What is asked: Without the images, write out all of the following entries exactly.

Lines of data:
%%

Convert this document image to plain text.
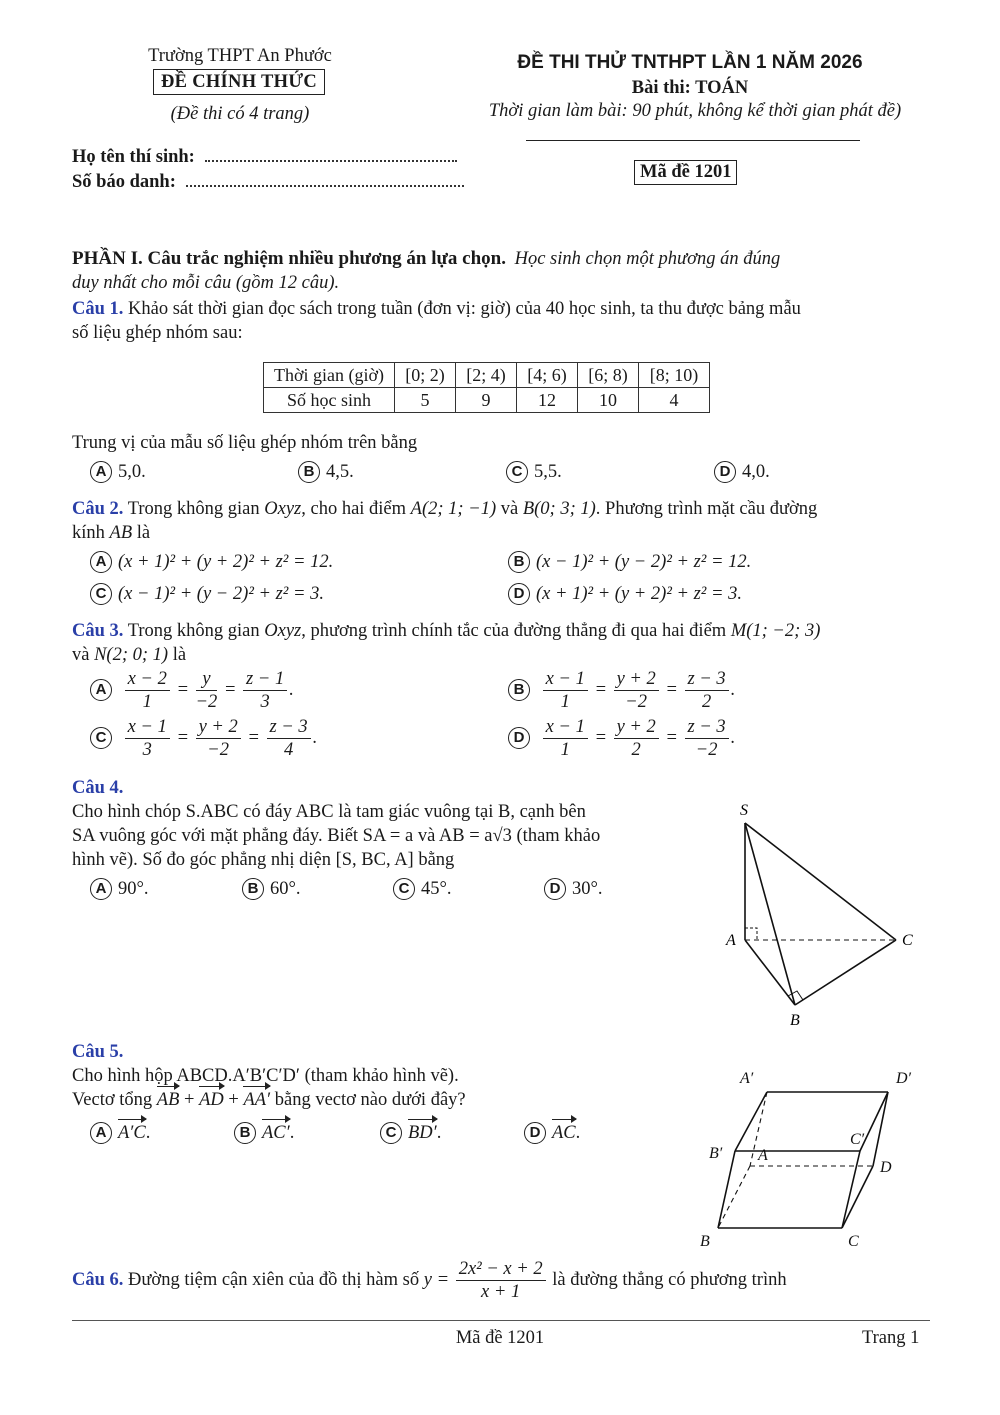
Trường THPT An Phước
ĐỀ CHÍNH THỨC
(Đề thi có 4 trang)
ĐỀ THI THỬ TNTHPT LẦN 1 NĂM 2026
Bài thi: TOÁN
Thời gian làm bài: 90 phút, không kể thời gian phát đề)
Họ tên thí sinh:
Số báo danh:	Mã đề 1201
PHẦN I. Câu trắc nghiệm nhiều phương án lựa chọn. Học sinh chọn một phương án đúng
duy nhất cho mỗi câu (gồm 12 câu).
Câu 1. Khảo sát thời gian đọc sách trong tuần (đơn vị: giờ) của 40 học sinh, ta thu được bảng mẫu
số liệu ghép nhóm sau:
Thời gian (giờ)	[0; 2)	[2; 4)	[4; 6)	[6; 8)	[8; 10)
Số học sinh	5	9	12	10	4
Trung vị của mẫu số liệu ghép nhóm trên bằng
A 5,0.	B 4,5.	C 5,5.	D 4,0.
Câu 2. Trong không gian Oxyz, cho hai điểm A(2; 1; −1) và B(0; 3; 1). Phương trình mặt cầu đường
kính AB là
A (x + 1)² + (y + 2)² + z² = 12.	B (x − 1)² + (y − 2)² + z² = 12.
C (x − 1)² + (y − 2)² + z² = 3.	D (x + 1)² + (y + 2)² + z² = 3.
Câu 3. Trong không gian Oxyz, phương trình chính tắc của đường thẳng đi qua hai điểm M(1; −2; 3)
và N(2; 0; 1) là
A $\frac{x - 2}{1} = \frac{y}{-2} = \frac{z - 1}{3}$ .	B $\frac{x - 1}{1} = \frac{y + 2}{-2} = \frac{z - 3}{2}$ .
C $\frac{x - 1}{3} = \frac{y + 2}{-2} = \frac{z - 3}{4}$ .	D $\frac{x - 1}{1} = \frac{y + 2}{2} = \frac{z - 3}{-2}$ .
Câu 4.
Cho hình chóp S.ABC có đáy ABC là tam giác vuông tại B, cạnh bên
SA vuông góc với mặt phẳng đáy. Biết SA = a và AB = a√3 (tham khảo
hình vẽ). Số đo góc phẳng nhị diện [S, BC, A] bằng
A 90°.	B 60°.	C 45°.	D 30°.
S
A
B
C
Câu 5.
Cho hình hộp ABCD.A′B′C′D′ (tham khảo hình vẽ).
Vectơ tổng AB + AD + AA′ bằng vectơ nào dưới đây?
A A′C.	B AC′.	C BD′.	D AC.
A′	D′
B′
C′
A
D
B	C
Câu 6. Đường tiệm cận xiên của đồ thị hàm số $y = \frac{\text{2x² − x + 2}}{x + 1}$ là đường thẳng có phương trình
Mã đề 1201	Trang 1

%%

Result below:
Convert this document image to plain text.
Trường THPT An Phước
ĐỀ CHÍNH THỨC
(Đề thi có 4 trang)
ĐỀ THI THỬ TNTHPT LẦN 1 NĂM 2026
Bài thi: TOÁN
Thời gian làm bài: 90 phút, không kể thời gian phát đề)
Họ tên thí sinh:
Số báo danh:	Mã đề 1201
PHẦN I. Câu trắc nghiệm nhiều phương án lựa chọn. Học sinh chọn một phương án đúng
duy nhất cho mỗi câu (gồm 12 câu).
Câu 1. Khảo sát thời gian đọc sách trong tuần (đơn vị: giờ) của 40 học sinh, ta thu được bảng mẫu
số liệu ghép nhóm sau:
Thời gian (giờ)	[0; 2)	[2; 4)	[4; 6)	[6; 8)	[8; 10)
Số học sinh	5	9	12	10	4
Trung vị của mẫu số liệu ghép nhóm trên bằng
A 5,0.	B 4,5.	C 5,5.	D 4,0.
Câu 2. Trong không gian Oxyz, cho hai điểm A(2; 1; −1) và B(0; 3; 1). Phương trình mặt cầu đường
kính AB là
A (x + 1)² + (y + 2)² + z² = 12.	B (x − 1)² + (y − 2)² + z² = 12.
C (x − 1)² + (y − 2)² + z² = 3.	D (x + 1)² + (y + 2)² + z² = 3.
Câu 3. Trong không gian Oxyz, phương trình chính tắc của đường thẳng đi qua hai điểm M(1; −2; 3)
và N(2; 0; 1) là
A $\frac{x - 2}{1} = \frac{y}{-2} = \frac{z - 1}{3}$ .	B $\frac{x - 1}{1} = \frac{y + 2}{-2} = \frac{z - 3}{2}$ .
C $\frac{x - 1}{3} = \frac{y + 2}{-2} = \frac{z - 3}{4}$ .	D $\frac{x - 1}{1} = \frac{y + 2}{2} = \frac{z - 3}{-2}$ .
Câu 4.
Cho hình chóp S.ABC có đáy ABC là tam giác vuông tại B, cạnh bên
SA vuông góc với mặt phẳng đáy. Biết SA = a và AB = a√3 (tham khảo
hình vẽ). Số đo góc phẳng nhị diện [S, BC, A] bằng
A 90°.	B 60°.	C 45°.	D 30°.
S
A
B
C
Câu 5.
Cho hình hộp ABCD.A′B′C′D′ (tham khảo hình vẽ).
Vectơ tổng AB + AD + AA′ bằng vectơ nào dưới đây?
A A′C.	B AC′.	C BD′.	D AC.
A′	D′
B′
C′
A
D
B	C
Câu 6. Đường tiệm cận xiên của đồ thị hàm số $y = \frac{\text{2x² − x + 2}}{x + 1}$ là đường thẳng có phương trình
Mã đề 1201	Trang 1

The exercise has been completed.